ZU BEARBEITEN
1. An welchem Tag beginnt laut dem Text über den synodalen Weg dieser Weg?
2. Gib einen Abschnitt aus dem Text über den synodalen Weg wörtlich wieder: Beginne bei den Worten „Was werden wir“ und höre nach „Erwartungsunsicherheit beiseite geräumt.“ auf.

AUSGEWÄHLTER AUSZUG
== == ==
Was werden wir davon haben? Über zwei Jahre sitzen einige hundert Katholikinnen und Katholiken zusammen beim synodalen Weg, in Themengruppen und in Vollversammlungen, aber was zu erwarten ist, ist noch nicht völlig klar. Der synodale Weg beginnt, und zwar an diesem Sonntag, dem 1. Advent. Aber weil nicht klar ist, was genau es sein wird, das zeichnet sich noch nicht ab.
Das ist ein Problem. Weil es eben nicht klar ist, gibt es wenig Interesse. Viele Meinungen, viele kluge Ratschläge, viele Warnungen, aber noch nicht wirklich eine klare Perspektive. Es gibt zum Beispiel Kritik an der Unverbindlichkeit, eine richtige, kanonische (kirchenrechtlich eingerichtete) Synode wäre besser. Weil verbindlich. Damit wäre ein Quelle der Erwartungsunsicherheit beiseite geräumt.
== == ==
VORLIEGENDES MATERIAL
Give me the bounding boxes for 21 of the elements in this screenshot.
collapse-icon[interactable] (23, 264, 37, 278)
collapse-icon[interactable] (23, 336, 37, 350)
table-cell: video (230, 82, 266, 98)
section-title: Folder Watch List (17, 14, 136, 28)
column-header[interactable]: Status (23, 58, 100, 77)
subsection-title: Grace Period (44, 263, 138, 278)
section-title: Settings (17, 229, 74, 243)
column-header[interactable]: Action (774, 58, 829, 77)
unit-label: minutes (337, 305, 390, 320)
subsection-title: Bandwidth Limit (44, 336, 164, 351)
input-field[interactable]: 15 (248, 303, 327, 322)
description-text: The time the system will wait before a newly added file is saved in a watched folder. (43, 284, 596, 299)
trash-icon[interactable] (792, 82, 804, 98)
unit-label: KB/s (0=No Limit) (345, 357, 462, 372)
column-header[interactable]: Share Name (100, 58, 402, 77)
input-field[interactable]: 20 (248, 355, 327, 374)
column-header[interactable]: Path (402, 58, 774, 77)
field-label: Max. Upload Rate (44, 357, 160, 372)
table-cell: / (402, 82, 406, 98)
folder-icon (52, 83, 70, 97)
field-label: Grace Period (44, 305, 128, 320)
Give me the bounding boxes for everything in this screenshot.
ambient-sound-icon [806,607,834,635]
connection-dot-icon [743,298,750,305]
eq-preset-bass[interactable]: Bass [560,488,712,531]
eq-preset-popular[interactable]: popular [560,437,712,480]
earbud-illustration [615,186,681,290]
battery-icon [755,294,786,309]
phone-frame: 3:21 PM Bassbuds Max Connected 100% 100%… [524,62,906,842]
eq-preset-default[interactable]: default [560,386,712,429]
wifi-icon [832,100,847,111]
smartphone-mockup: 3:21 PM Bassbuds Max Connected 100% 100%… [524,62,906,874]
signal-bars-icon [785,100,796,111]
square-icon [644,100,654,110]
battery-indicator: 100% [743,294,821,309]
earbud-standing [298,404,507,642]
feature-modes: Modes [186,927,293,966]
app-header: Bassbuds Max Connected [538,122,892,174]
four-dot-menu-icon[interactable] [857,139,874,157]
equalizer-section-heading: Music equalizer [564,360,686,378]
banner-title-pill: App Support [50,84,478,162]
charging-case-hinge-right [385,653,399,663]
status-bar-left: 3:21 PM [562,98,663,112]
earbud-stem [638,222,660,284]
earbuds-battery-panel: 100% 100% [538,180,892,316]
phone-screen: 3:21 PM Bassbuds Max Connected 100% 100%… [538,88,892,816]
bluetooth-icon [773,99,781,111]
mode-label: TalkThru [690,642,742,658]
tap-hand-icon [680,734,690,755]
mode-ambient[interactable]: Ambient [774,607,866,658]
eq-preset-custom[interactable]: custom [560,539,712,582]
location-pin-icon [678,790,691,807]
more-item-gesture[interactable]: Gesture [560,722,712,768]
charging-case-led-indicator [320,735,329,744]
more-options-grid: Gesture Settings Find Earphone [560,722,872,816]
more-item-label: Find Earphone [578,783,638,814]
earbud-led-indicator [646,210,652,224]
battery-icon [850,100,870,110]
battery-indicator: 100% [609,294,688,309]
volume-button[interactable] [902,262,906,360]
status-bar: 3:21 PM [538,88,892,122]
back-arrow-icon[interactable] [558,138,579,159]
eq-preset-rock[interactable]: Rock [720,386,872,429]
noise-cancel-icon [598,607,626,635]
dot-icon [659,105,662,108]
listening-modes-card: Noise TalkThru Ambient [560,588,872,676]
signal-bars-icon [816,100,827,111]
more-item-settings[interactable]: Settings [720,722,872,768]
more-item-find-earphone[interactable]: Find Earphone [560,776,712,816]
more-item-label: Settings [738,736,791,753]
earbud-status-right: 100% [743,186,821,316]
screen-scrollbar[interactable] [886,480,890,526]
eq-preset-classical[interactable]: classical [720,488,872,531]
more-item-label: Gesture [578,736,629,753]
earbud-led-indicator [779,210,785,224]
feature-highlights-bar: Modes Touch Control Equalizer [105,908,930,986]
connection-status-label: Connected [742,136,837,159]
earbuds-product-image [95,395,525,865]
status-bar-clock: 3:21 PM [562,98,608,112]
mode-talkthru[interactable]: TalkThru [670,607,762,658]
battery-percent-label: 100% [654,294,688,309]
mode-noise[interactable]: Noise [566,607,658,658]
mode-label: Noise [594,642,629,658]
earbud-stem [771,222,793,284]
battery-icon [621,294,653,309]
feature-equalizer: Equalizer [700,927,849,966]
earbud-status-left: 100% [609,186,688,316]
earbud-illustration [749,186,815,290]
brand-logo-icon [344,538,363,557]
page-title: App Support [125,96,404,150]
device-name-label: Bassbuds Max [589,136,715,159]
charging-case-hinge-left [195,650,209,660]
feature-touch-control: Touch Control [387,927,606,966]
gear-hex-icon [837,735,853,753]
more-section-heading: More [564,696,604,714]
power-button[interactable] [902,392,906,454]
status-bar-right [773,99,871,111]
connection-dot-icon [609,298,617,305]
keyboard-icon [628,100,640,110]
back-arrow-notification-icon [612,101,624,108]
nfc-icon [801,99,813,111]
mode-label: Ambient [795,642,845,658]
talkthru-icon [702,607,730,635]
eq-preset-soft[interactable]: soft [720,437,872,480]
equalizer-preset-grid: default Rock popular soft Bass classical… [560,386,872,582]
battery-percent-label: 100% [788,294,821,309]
== == ==
ANTWORTEN JE AUFGABE
1. An diesem Sonntag, dem 1. Advent.

2.
Was werden wir davon haben? Über zwei Jahre sitzen einige hundert Katholikinnen und Katholiken zusammen beim synodalen Weg, in Themengruppen und in Vollversammlungen, aber was zu erwarten ist, ist noch nicht völlig klar. Der synodale Weg beginnt, und zwar an diesem Sonntag, dem 1. Advent. Aber weil nicht klar ist, was genau es sein wird, das zeichnet sich noch nicht ab.
Das ist ein Problem. Weil es eben nicht klar ist, gibt es wenig Interesse. Viele Meinungen, viele kluge Ratschläge, viele Warnungen, aber noch nicht wirklich eine klare Perspektive. Es gibt zum Beispiel Kritik an der Unverbindlichkeit, eine richtige, kanonische (kirchenrechtlich eingerichtete) Synode wäre besser. Weil verbindlich. Damit wäre ein Quelle der Erwartungsunsicherheit beiseite geräumt.